▶ _Work to complete_: Reproduce the listing below character for character; drop every image.

▶ _Information shown_:
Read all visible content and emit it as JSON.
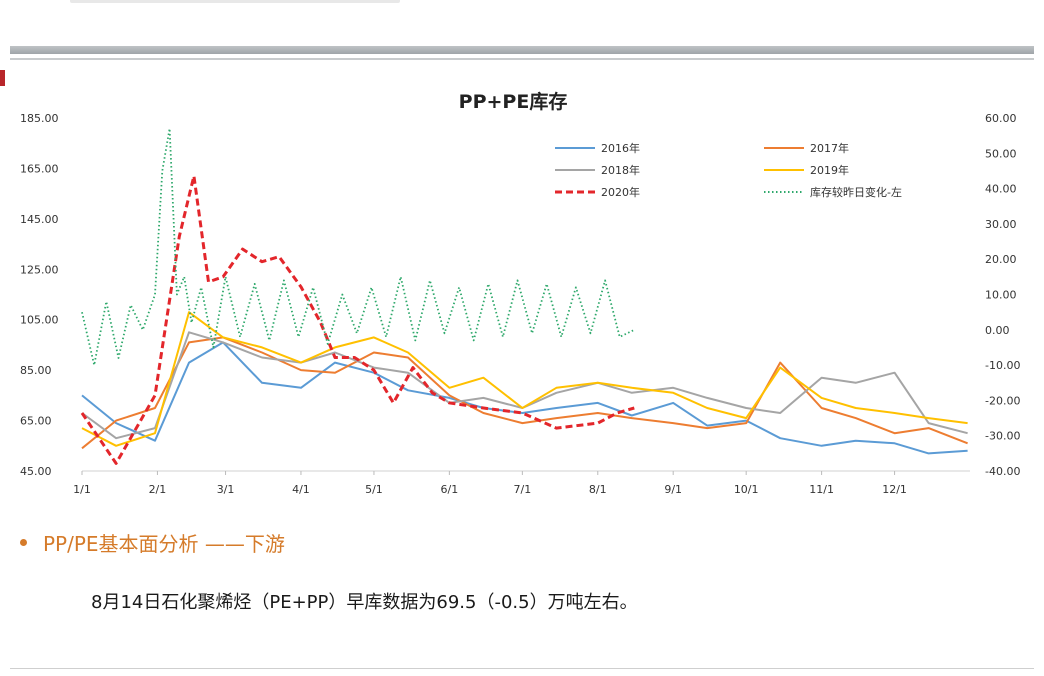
{
  "slide": {
    "section_heading": "PP/PE基本面分析 ——下游",
    "body_text": "8月14日石化聚烯烃（PE+PP）早库数据为69.5（-0.5）万吨左右。"
  },
  "chart_data": {
    "type": "line",
    "title": "PP+PE库存",
    "x_ticks": [
      "1/1",
      "2/1",
      "3/1",
      "4/1",
      "5/1",
      "6/1",
      "7/1",
      "8/1",
      "9/1",
      "10/1",
      "11/1",
      "12/1"
    ],
    "y_left": {
      "ticks": [
        "45.00",
        "65.00",
        "85.00",
        "105.00",
        "125.00",
        "145.00",
        "165.00",
        "185.00"
      ],
      "range": [
        45,
        185
      ]
    },
    "y_right": {
      "ticks": [
        "-40.00",
        "-30.00",
        "-20.00",
        "-10.00",
        "0.00",
        "10.00",
        "20.00",
        "30.00",
        "40.00",
        "50.00",
        "60.00"
      ],
      "range": [
        -40,
        60
      ]
    },
    "legend_position": "top-right",
    "series": [
      {
        "name": "2016年",
        "color": "#5b9bd5",
        "style": "solid",
        "axis": "left",
        "x": [
          1,
          15,
          31,
          45,
          59,
          75,
          91,
          105,
          121,
          135,
          152,
          166,
          182,
          196,
          213,
          227,
          244,
          258,
          274,
          288,
          305,
          319,
          335,
          349,
          365
        ],
        "values": [
          75,
          64,
          57,
          88,
          96,
          80,
          78,
          88,
          84,
          77,
          74,
          70,
          68,
          70,
          72,
          67,
          72,
          63,
          65,
          58,
          55,
          57,
          56,
          52,
          53
        ]
      },
      {
        "name": "2017年",
        "color": "#ed7d31",
        "style": "solid",
        "axis": "left",
        "x": [
          1,
          15,
          31,
          45,
          59,
          75,
          91,
          105,
          121,
          135,
          152,
          166,
          182,
          196,
          213,
          227,
          244,
          258,
          274,
          288,
          305,
          319,
          335,
          349,
          365
        ],
        "values": [
          54,
          65,
          70,
          96,
          98,
          92,
          85,
          84,
          92,
          90,
          75,
          68,
          64,
          66,
          68,
          66,
          64,
          62,
          64,
          88,
          70,
          66,
          60,
          62,
          56
        ]
      },
      {
        "name": "2018年",
        "color": "#a5a5a5",
        "style": "solid",
        "axis": "left",
        "x": [
          1,
          15,
          31,
          45,
          59,
          75,
          91,
          105,
          121,
          135,
          152,
          166,
          182,
          196,
          213,
          227,
          244,
          258,
          274,
          288,
          305,
          319,
          335,
          349,
          365
        ],
        "values": [
          68,
          58,
          62,
          100,
          96,
          90,
          88,
          92,
          86,
          84,
          72,
          74,
          70,
          76,
          80,
          76,
          78,
          74,
          70,
          68,
          82,
          80,
          84,
          64,
          60
        ]
      },
      {
        "name": "2019年",
        "color": "#ffc000",
        "style": "solid",
        "axis": "left",
        "x": [
          1,
          15,
          31,
          45,
          59,
          75,
          91,
          105,
          121,
          135,
          152,
          166,
          182,
          196,
          213,
          227,
          244,
          258,
          274,
          288,
          305,
          319,
          335,
          349,
          365
        ],
        "values": [
          62,
          55,
          60,
          108,
          98,
          94,
          88,
          94,
          98,
          92,
          78,
          82,
          70,
          78,
          80,
          78,
          76,
          70,
          66,
          86,
          74,
          70,
          68,
          66,
          64
        ]
      },
      {
        "name": "2020年",
        "color": "#e3262b",
        "style": "dash",
        "axis": "left",
        "x": [
          1,
          15,
          31,
          41,
          47,
          53,
          59,
          67,
          75,
          82,
          91,
          99,
          105,
          113,
          121,
          129,
          137,
          145,
          152,
          166,
          182,
          196,
          213,
          221,
          228
        ],
        "values": [
          68,
          48,
          75,
          138,
          162,
          120,
          122,
          133,
          128,
          130,
          118,
          104,
          90,
          90,
          85,
          72,
          86,
          76,
          72,
          70,
          68,
          62,
          64,
          68,
          70
        ]
      },
      {
        "name": "库存较昨日变化-左",
        "color": "#2ea86b",
        "style": "dot",
        "axis": "right",
        "x": [
          1,
          6,
          11,
          16,
          21,
          26,
          31,
          34,
          37,
          40,
          43,
          46,
          50,
          55,
          60,
          66,
          72,
          78,
          84,
          90,
          96,
          102,
          108,
          114,
          120,
          126,
          132,
          138,
          144,
          150,
          156,
          162,
          168,
          174,
          180,
          186,
          192,
          198,
          204,
          210,
          216,
          222,
          228
        ],
        "values": [
          5,
          -10,
          8,
          -8,
          7,
          0,
          10,
          45,
          57,
          10,
          15,
          2,
          12,
          -5,
          15,
          -2,
          13,
          -3,
          14,
          -2,
          12,
          -4,
          10,
          -1,
          12,
          -2,
          15,
          -3,
          14,
          -1,
          12,
          -3,
          13,
          -2,
          14,
          -1,
          13,
          -2,
          12,
          -1,
          14,
          -2,
          0
        ]
      }
    ]
  }
}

▶ _Right answer_:
Read all visible content and emit it as JSON.
{
  "slide": {
    "section_heading": "PP/PE基本面分析 ——下游",
    "body_text": "8月14日石化聚烯烃（PE+PP）早库数据为69.5（-0.5）万吨左右。"
  },
  "chart_data": {
    "type": "line",
    "title": "PP+PE库存",
    "x_ticks": [
      "1/1",
      "2/1",
      "3/1",
      "4/1",
      "5/1",
      "6/1",
      "7/1",
      "8/1",
      "9/1",
      "10/1",
      "11/1",
      "12/1"
    ],
    "y_left": {
      "ticks": [
        "45.00",
        "65.00",
        "85.00",
        "105.00",
        "125.00",
        "145.00",
        "165.00",
        "185.00"
      ],
      "range": [
        45,
        185
      ]
    },
    "y_right": {
      "ticks": [
        "-40.00",
        "-30.00",
        "-20.00",
        "-10.00",
        "0.00",
        "10.00",
        "20.00",
        "30.00",
        "40.00",
        "50.00",
        "60.00"
      ],
      "range": [
        -40,
        60
      ]
    },
    "legend_position": "top-right",
    "series": [
      {
        "name": "2016年",
        "color": "#5b9bd5",
        "style": "solid",
        "axis": "left",
        "x": [
          1,
          15,
          31,
          45,
          59,
          75,
          91,
          105,
          121,
          135,
          152,
          166,
          182,
          196,
          213,
          227,
          244,
          258,
          274,
          288,
          305,
          319,
          335,
          349,
          365
        ],
        "values": [
          75,
          64,
          57,
          88,
          96,
          80,
          78,
          88,
          84,
          77,
          74,
          70,
          68,
          70,
          72,
          67,
          72,
          63,
          65,
          58,
          55,
          57,
          56,
          52,
          53
        ]
      },
      {
        "name": "2017年",
        "color": "#ed7d31",
        "style": "solid",
        "axis": "left",
        "x": [
          1,
          15,
          31,
          45,
          59,
          75,
          91,
          105,
          121,
          135,
          152,
          166,
          182,
          196,
          213,
          227,
          244,
          258,
          274,
          288,
          305,
          319,
          335,
          349,
          365
        ],
        "values": [
          54,
          65,
          70,
          96,
          98,
          92,
          85,
          84,
          92,
          90,
          75,
          68,
          64,
          66,
          68,
          66,
          64,
          62,
          64,
          88,
          70,
          66,
          60,
          62,
          56
        ]
      },
      {
        "name": "2018年",
        "color": "#a5a5a5",
        "style": "solid",
        "axis": "left",
        "x": [
          1,
          15,
          31,
          45,
          59,
          75,
          91,
          105,
          121,
          135,
          152,
          166,
          182,
          196,
          213,
          227,
          244,
          258,
          274,
          288,
          305,
          319,
          335,
          349,
          365
        ],
        "values": [
          68,
          58,
          62,
          100,
          96,
          90,
          88,
          92,
          86,
          84,
          72,
          74,
          70,
          76,
          80,
          76,
          78,
          74,
          70,
          68,
          82,
          80,
          84,
          64,
          60
        ]
      },
      {
        "name": "2019年",
        "color": "#ffc000",
        "style": "solid",
        "axis": "left",
        "x": [
          1,
          15,
          31,
          45,
          59,
          75,
          91,
          105,
          121,
          135,
          152,
          166,
          182,
          196,
          213,
          227,
          244,
          258,
          274,
          288,
          305,
          319,
          335,
          349,
          365
        ],
        "values": [
          62,
          55,
          60,
          108,
          98,
          94,
          88,
          94,
          98,
          92,
          78,
          82,
          70,
          78,
          80,
          78,
          76,
          70,
          66,
          86,
          74,
          70,
          68,
          66,
          64
        ]
      },
      {
        "name": "2020年",
        "color": "#e3262b",
        "style": "dash",
        "axis": "left",
        "x": [
          1,
          15,
          31,
          41,
          47,
          53,
          59,
          67,
          75,
          82,
          91,
          99,
          105,
          113,
          121,
          129,
          137,
          145,
          152,
          166,
          182,
          196,
          213,
          221,
          228
        ],
        "values": [
          68,
          48,
          75,
          138,
          162,
          120,
          122,
          133,
          128,
          130,
          118,
          104,
          90,
          90,
          85,
          72,
          86,
          76,
          72,
          70,
          68,
          62,
          64,
          68,
          70
        ]
      },
      {
        "name": "库存较昨日变化-左",
        "color": "#2ea86b",
        "style": "dot",
        "axis": "right",
        "x": [
          1,
          6,
          11,
          16,
          21,
          26,
          31,
          34,
          37,
          40,
          43,
          46,
          50,
          55,
          60,
          66,
          72,
          78,
          84,
          90,
          96,
          102,
          108,
          114,
          120,
          126,
          132,
          138,
          144,
          150,
          156,
          162,
          168,
          174,
          180,
          186,
          192,
          198,
          204,
          210,
          216,
          222,
          228
        ],
        "values": [
          5,
          -10,
          8,
          -8,
          7,
          0,
          10,
          45,
          57,
          10,
          15,
          2,
          12,
          -5,
          15,
          -2,
          13,
          -3,
          14,
          -2,
          12,
          -4,
          10,
          -1,
          12,
          -2,
          15,
          -3,
          14,
          -1,
          12,
          -3,
          13,
          -2,
          14,
          -1,
          13,
          -2,
          12,
          -1,
          14,
          -2,
          0
        ]
      }
    ]
  }
}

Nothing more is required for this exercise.